**WORK TO DO**
Go through the entries below and copy each line containing the word "indebted".

#####

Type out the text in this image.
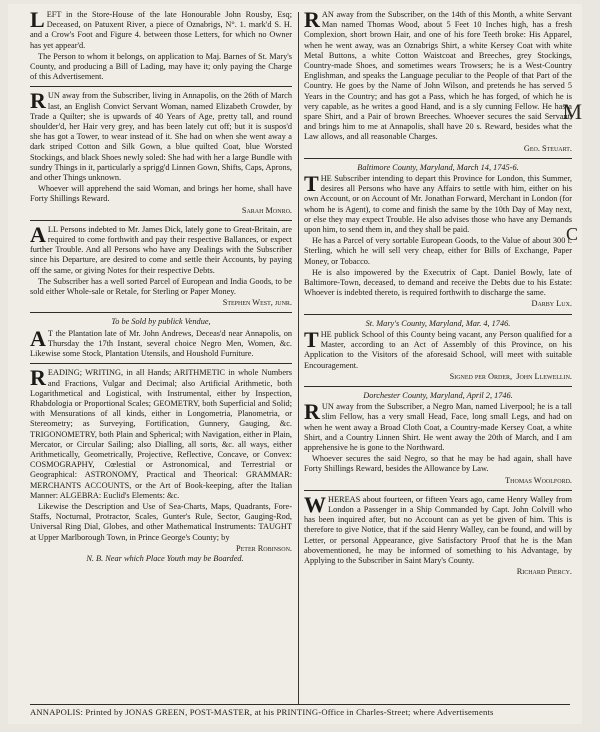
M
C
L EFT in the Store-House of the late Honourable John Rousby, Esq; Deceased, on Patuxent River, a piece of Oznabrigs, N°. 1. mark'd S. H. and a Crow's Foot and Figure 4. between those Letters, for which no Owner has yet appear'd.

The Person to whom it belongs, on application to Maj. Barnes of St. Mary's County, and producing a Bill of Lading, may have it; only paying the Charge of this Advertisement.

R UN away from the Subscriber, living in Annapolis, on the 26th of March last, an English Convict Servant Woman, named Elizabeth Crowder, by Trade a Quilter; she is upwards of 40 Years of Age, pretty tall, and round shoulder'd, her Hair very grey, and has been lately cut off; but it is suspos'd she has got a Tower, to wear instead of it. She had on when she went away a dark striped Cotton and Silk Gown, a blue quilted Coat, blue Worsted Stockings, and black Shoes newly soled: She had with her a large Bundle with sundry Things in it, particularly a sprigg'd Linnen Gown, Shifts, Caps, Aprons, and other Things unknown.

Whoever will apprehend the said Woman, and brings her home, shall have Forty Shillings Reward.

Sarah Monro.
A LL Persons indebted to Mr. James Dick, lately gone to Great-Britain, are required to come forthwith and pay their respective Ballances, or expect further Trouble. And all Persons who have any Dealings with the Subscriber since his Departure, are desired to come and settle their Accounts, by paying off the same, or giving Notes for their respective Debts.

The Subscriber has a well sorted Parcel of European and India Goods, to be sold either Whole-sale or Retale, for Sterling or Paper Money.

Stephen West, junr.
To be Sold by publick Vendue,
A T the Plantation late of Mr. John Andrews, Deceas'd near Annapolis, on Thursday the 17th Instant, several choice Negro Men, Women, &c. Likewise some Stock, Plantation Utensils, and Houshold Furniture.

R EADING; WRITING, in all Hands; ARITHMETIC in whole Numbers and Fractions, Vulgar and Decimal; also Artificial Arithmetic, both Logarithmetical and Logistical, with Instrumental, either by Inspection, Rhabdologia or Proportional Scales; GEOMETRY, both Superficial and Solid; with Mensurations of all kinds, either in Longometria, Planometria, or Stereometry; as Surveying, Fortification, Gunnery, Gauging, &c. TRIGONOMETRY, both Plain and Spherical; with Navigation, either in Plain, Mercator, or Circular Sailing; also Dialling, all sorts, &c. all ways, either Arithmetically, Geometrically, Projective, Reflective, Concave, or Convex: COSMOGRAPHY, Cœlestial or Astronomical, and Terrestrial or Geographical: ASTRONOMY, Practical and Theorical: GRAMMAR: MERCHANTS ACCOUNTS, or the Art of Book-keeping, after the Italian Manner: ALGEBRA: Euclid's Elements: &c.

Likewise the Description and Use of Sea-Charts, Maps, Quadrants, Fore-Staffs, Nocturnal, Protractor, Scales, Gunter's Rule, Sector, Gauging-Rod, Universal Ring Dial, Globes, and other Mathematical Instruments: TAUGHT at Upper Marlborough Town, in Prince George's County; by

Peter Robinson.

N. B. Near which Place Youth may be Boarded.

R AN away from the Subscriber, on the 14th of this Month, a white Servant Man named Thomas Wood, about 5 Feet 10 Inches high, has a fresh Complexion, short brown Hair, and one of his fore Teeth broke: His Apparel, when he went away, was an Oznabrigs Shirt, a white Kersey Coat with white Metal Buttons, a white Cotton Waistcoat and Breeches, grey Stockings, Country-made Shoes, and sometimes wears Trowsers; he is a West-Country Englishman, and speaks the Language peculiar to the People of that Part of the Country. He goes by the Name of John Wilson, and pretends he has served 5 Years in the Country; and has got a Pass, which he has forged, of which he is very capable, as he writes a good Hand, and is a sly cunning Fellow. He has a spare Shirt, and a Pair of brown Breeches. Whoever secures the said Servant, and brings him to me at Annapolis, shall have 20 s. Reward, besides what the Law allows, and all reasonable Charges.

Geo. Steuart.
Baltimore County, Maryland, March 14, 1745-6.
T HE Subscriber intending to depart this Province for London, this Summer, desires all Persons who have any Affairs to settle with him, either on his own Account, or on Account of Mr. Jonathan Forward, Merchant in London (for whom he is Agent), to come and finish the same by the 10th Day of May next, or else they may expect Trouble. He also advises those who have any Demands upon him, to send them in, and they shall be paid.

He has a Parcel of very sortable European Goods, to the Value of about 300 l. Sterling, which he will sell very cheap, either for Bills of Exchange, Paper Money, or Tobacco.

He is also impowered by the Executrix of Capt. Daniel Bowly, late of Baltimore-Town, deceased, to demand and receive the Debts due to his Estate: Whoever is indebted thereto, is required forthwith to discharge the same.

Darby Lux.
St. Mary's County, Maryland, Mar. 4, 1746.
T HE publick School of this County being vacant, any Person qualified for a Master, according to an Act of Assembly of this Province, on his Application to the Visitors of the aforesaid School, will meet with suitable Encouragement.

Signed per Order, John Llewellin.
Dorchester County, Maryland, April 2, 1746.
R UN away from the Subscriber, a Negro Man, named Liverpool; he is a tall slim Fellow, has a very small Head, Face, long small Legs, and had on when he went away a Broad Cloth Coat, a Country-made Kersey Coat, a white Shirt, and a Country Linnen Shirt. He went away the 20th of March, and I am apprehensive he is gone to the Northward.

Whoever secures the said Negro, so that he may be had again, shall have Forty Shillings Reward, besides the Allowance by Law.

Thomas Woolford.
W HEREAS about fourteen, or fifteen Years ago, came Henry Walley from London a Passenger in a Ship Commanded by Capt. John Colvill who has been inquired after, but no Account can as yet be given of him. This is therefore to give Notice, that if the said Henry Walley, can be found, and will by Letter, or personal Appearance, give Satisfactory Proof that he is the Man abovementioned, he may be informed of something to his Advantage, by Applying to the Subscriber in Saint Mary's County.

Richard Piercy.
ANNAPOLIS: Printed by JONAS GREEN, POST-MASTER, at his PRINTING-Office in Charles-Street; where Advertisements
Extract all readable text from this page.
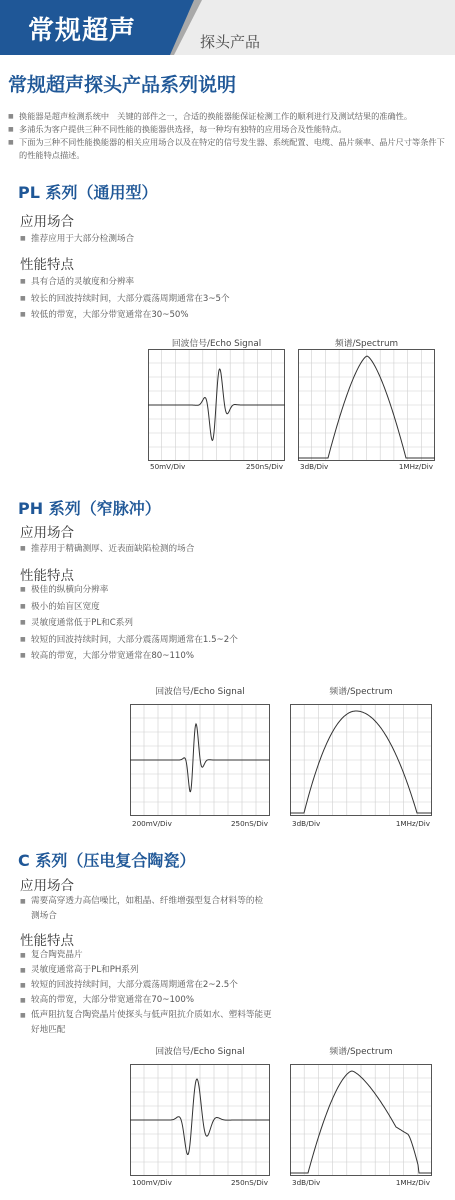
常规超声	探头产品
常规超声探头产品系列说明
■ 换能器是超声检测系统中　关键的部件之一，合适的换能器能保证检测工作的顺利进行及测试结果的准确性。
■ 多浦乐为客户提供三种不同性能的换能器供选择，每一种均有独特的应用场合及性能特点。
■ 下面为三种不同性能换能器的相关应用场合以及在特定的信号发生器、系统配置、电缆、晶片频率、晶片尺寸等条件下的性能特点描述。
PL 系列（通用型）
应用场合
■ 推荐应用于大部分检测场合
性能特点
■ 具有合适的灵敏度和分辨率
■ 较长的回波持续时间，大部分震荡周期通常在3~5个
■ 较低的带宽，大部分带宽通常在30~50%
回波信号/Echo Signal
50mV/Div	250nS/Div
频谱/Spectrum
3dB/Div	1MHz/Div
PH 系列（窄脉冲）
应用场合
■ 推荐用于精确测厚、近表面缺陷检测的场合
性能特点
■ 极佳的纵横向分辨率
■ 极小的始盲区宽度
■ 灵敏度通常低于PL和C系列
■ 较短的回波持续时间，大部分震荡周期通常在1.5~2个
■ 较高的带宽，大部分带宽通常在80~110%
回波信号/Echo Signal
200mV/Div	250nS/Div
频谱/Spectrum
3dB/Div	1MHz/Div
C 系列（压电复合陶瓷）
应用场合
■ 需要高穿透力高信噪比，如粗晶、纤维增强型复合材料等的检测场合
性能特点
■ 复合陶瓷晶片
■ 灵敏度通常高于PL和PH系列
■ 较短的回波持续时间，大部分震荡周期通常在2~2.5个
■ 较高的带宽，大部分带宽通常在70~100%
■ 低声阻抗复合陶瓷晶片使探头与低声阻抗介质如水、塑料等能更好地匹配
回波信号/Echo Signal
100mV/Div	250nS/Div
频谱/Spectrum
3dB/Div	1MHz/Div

#####

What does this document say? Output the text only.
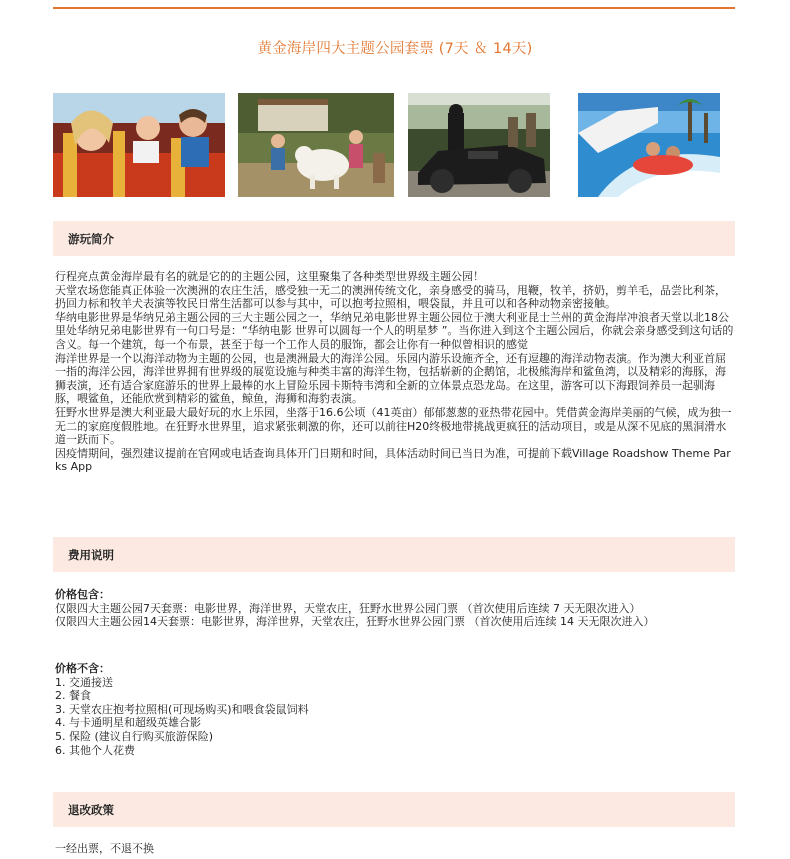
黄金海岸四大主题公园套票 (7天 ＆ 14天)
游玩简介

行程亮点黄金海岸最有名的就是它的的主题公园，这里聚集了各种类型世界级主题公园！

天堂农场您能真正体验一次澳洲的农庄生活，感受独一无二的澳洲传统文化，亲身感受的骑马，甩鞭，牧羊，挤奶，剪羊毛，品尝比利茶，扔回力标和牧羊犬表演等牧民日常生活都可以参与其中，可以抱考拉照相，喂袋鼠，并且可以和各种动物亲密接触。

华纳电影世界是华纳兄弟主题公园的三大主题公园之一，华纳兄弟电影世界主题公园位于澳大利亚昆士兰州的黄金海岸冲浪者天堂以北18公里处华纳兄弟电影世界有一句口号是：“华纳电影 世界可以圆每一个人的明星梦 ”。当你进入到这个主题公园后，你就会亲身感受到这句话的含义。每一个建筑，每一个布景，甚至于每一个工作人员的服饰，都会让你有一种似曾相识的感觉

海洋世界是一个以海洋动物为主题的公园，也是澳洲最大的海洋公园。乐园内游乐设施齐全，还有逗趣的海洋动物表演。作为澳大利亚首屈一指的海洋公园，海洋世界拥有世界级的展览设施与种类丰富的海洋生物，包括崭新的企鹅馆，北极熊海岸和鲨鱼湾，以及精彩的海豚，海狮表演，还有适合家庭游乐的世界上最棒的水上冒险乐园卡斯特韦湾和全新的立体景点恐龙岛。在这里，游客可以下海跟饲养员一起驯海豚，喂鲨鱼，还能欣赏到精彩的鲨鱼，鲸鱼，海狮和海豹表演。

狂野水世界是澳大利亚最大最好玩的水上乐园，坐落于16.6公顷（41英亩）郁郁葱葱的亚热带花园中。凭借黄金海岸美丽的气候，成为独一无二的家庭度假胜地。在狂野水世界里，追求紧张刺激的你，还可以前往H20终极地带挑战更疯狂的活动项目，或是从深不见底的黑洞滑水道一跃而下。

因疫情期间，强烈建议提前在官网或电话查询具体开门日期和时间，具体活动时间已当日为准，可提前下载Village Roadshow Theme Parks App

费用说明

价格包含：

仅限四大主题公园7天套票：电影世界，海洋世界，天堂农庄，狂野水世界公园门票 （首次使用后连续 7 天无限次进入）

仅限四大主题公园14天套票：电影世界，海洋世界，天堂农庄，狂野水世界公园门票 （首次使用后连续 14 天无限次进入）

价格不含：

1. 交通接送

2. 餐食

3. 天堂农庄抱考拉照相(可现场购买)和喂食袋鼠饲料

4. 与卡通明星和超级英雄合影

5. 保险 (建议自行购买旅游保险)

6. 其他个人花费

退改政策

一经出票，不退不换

#####

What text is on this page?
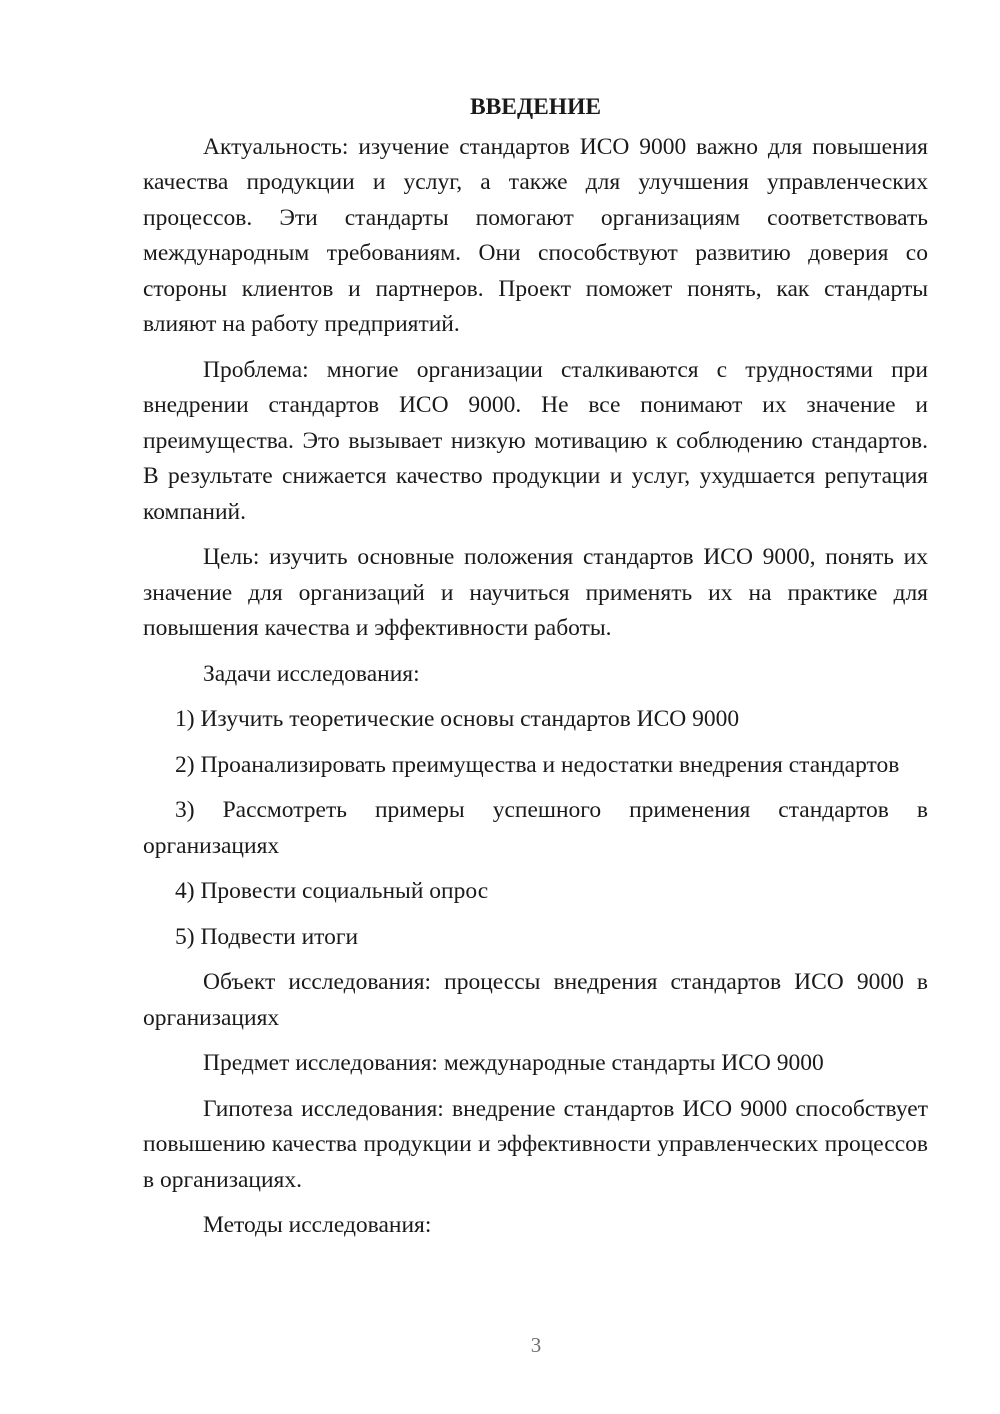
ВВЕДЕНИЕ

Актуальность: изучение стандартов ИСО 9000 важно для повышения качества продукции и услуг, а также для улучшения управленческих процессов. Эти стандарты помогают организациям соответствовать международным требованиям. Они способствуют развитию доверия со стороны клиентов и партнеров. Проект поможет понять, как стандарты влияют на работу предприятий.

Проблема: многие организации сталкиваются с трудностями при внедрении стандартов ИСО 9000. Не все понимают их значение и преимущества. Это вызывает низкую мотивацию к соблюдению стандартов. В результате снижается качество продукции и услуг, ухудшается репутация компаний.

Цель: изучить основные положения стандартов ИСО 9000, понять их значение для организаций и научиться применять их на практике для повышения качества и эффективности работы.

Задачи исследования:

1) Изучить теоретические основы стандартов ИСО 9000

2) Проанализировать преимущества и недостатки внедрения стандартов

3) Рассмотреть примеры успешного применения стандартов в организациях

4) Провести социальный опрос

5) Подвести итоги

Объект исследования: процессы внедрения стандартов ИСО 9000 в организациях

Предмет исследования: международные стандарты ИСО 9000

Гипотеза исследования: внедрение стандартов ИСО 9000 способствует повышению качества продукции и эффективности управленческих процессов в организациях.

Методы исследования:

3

#####

**FINAL RESULT**
A LL Persons indebted to Mr. James Dick, lately gone to Great-Britain, are required to come forthwith and pay their respective Ballances, or expect further Trouble. And all Persons who have any Dealings with the Subscriber since his Departure, are desired to come and settle their Accounts, by paying off the same, or giving Notes for their respective Debts.
He is also impowered by the Executrix of Capt. Daniel Bowly, late of Baltimore-Town, deceased, to demand and receive the Debts due to his Estate: Whoever is indebted thereto, is required forthwith to discharge the same.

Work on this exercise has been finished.